*Exercise text:*

BEGIN

So to improve CEF's popup menu responsiveness we have two options.

1. Always create the popup menu on a separate thread. This isn't really an 
option when CEF is running in single-threaded message loop mode because we have 
only the single WebKit/application thread for handling UI-related events.

2. Throttle WebKit CPU usage while showing the popup menu. This would result in 
slower (or paused?) animation while the popup menu is displayed and would also 
apply for WebGL and other renderer tasks that can take significant CPU.

Is everyone OK with #2 from a user experience standpoint?

Original comment by magreenb...@gmail.com on 28 Mar 2011 at 6:10

GoogleCodeExporter commented 9 years ago
You mean to "pause" the animation for the whole time the menu is being shown? 
That would mean pausing it for at least 2-3 seconds on average until user 
clicks an item in the menu. If it's about just slowing then that would be fine 
I guess.

What about the 3rd option? In multi-threaded create popup in a seperate thread, 
in single-threaded throttle the webkit cpu.

Original comment by cagret@gmail.com on 28 Mar 2011 at 6:56

GoogleCodeExporter commented 9 years ago
The 3rd option you propose isn't possible internally because CEF has no way of 
posting tasks to the application thread when different from the WebKit thread 
(which is the case with multi-threaded message loop mode). The user can of 
course implement this 3rd option in their application if they don't want the 
WebKit thread throttled.

Original comment by magreenb...@gmail.com on 28 Mar 2011 at 7:02

GoogleCodeExporter commented 9 years ago
I think it's interesting that the context menu never fails to display.

END

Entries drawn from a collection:

BEGIN

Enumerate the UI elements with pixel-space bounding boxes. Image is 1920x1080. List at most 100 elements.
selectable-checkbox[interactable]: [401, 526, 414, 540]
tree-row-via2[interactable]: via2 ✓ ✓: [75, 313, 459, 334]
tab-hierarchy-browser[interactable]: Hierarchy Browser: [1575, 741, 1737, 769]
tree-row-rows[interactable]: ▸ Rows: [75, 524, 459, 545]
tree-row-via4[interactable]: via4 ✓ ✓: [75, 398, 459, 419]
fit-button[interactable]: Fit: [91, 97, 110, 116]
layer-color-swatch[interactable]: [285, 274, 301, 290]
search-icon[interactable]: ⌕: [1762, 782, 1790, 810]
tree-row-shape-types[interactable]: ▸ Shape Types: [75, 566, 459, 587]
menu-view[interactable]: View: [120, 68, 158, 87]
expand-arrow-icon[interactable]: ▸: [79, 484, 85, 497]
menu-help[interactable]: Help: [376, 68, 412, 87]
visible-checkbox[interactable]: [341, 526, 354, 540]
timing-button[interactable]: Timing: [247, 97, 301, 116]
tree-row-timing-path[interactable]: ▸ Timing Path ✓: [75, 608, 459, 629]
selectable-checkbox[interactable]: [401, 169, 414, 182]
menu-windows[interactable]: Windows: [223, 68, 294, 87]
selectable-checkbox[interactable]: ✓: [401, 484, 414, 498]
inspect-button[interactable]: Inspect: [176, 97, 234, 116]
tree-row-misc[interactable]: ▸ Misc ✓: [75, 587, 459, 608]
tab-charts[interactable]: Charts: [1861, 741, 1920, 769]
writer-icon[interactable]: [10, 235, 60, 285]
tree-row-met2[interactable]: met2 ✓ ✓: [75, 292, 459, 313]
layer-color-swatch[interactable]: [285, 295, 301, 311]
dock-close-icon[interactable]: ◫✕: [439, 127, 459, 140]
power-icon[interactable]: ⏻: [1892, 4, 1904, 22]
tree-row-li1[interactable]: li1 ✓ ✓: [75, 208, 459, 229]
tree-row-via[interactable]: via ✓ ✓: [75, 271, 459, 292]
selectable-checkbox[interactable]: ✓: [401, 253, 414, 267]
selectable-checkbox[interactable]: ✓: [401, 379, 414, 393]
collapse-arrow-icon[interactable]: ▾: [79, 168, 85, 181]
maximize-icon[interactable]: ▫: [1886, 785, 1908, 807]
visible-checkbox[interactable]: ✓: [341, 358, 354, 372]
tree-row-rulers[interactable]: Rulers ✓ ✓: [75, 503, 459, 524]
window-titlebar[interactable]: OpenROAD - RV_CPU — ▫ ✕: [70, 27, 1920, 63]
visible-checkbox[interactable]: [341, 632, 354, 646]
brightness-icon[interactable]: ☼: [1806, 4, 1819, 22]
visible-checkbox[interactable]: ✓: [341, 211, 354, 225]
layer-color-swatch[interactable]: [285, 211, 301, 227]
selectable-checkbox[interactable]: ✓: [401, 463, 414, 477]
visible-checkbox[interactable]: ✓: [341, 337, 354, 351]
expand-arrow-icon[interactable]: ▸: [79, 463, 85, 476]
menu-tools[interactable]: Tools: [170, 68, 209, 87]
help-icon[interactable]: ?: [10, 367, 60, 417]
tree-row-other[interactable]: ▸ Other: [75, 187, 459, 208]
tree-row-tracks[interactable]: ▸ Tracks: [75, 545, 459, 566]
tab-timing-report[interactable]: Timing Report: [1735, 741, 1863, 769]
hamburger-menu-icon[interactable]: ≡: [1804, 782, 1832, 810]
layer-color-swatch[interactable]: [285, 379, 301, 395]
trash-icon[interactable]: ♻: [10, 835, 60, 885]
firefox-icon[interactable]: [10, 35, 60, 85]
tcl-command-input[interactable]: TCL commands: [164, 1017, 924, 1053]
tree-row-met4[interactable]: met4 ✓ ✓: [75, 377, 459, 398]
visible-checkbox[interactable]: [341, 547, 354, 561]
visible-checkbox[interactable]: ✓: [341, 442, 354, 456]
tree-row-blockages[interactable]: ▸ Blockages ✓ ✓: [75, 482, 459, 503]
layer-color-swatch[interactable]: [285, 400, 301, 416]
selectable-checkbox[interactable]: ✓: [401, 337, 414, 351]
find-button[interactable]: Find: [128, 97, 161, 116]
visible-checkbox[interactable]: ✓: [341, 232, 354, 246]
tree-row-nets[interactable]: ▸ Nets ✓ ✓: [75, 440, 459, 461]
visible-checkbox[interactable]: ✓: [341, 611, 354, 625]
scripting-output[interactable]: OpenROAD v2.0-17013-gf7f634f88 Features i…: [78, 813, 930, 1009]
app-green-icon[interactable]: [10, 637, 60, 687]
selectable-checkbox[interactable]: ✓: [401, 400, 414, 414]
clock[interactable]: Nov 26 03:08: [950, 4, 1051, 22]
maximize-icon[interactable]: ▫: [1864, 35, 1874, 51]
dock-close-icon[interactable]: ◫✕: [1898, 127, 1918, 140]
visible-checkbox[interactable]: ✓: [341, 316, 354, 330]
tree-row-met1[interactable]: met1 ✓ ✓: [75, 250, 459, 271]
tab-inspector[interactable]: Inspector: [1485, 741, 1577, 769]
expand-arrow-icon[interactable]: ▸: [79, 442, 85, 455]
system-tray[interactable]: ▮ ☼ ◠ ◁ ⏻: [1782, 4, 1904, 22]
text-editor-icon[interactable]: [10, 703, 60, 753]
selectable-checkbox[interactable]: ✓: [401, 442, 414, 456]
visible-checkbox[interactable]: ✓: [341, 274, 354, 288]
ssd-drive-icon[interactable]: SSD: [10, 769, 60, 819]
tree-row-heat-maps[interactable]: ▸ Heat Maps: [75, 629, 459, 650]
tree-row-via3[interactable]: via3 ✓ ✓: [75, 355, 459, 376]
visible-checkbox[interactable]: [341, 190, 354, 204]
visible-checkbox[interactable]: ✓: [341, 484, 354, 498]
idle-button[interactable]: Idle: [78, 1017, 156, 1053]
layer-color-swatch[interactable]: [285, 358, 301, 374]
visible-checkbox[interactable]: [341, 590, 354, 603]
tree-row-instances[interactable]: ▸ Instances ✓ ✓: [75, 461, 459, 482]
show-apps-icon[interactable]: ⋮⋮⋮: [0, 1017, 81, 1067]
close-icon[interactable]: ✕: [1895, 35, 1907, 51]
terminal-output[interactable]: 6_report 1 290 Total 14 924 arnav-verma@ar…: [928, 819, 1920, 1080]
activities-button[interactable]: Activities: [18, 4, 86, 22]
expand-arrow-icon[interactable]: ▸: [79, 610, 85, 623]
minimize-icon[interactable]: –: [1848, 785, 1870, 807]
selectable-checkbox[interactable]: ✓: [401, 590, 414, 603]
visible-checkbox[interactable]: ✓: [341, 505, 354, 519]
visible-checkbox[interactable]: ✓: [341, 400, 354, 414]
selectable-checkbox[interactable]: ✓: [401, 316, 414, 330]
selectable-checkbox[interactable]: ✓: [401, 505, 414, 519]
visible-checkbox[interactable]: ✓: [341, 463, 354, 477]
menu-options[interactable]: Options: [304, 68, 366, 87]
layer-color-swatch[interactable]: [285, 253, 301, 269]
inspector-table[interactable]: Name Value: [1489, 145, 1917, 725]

END

*Exercise goal:* Extract the CEF popup menu discussion in full, word for word. Work only from the CEF popup menu discussion, not from the items.

*Task solution:*
So to improve CEF's popup menu responsiveness we have two options.

1. Always create the popup menu on a separate thread. This isn't really an 
option when CEF is running in single-threaded message loop mode because we have 
only the single WebKit/application thread for handling UI-related events.

2. Throttle WebKit CPU usage while showing the popup menu. This would result in 
slower (or paused?) animation while the popup menu is displayed and would also 
apply for WebGL and other renderer tasks that can take significant CPU.

Is everyone OK with #2 from a user experience standpoint?

Original comment by magreenb...@gmail.com on 28 Mar 2011 at 6:10

GoogleCodeExporter commented 9 years ago
You mean to "pause" the animation for the whole time the menu is being shown? 
That would mean pausing it for at least 2-3 seconds on average until user 
clicks an item in the menu. If it's about just slowing then that would be fine 
I guess.

What about the 3rd option? In multi-threaded create popup in a seperate thread, 
in single-threaded throttle the webkit cpu.

Original comment by cagret@gmail.com on 28 Mar 2011 at 6:56

GoogleCodeExporter commented 9 years ago
The 3rd option you propose isn't possible internally because CEF has no way of 
posting tasks to the application thread when different from the WebKit thread 
(which is the case with multi-threaded message loop mode). The user can of 
course implement this 3rd option in their application if they don't want the 
WebKit thread throttled.

Original comment by magreenb...@gmail.com on 28 Mar 2011 at 7:02

GoogleCodeExporter commented 9 years ago
I think it's interesting that the context menu never fails to display.